───── Data entries

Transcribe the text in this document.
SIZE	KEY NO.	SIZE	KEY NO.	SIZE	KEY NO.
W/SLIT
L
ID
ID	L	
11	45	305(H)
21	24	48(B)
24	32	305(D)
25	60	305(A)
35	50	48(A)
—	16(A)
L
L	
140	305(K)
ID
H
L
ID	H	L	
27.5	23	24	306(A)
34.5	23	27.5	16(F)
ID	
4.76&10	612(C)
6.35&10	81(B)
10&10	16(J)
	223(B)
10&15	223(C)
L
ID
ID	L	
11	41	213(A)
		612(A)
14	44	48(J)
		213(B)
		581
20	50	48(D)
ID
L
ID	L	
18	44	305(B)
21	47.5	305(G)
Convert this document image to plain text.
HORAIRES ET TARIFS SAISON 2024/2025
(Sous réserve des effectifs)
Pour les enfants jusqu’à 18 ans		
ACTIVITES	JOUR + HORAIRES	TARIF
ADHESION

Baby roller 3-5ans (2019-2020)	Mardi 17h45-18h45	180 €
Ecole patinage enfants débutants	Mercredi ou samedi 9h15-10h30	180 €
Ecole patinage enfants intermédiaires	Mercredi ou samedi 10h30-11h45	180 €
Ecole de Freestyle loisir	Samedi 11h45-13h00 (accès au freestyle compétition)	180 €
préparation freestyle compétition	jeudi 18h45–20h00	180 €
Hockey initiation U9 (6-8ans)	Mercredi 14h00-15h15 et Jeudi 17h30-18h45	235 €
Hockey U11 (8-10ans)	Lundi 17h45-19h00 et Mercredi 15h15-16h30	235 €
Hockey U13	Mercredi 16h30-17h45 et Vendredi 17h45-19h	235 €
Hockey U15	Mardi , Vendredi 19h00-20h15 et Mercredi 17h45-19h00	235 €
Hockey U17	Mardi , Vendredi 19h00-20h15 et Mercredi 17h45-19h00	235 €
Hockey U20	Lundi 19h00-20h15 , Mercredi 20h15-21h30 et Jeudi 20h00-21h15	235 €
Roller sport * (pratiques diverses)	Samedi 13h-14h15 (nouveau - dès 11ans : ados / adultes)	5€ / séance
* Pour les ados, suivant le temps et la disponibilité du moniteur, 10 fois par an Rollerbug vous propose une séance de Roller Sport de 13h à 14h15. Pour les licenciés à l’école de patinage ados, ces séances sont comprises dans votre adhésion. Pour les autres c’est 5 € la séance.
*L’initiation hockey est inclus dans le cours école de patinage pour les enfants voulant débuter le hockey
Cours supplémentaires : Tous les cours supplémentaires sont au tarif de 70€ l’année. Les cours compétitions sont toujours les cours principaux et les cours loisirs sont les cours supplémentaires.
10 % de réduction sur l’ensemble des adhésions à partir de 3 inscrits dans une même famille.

──────────

■ Objective: Find every line containing the word "Vendredi", then give the total and nothing more.

■ Output for this task: 3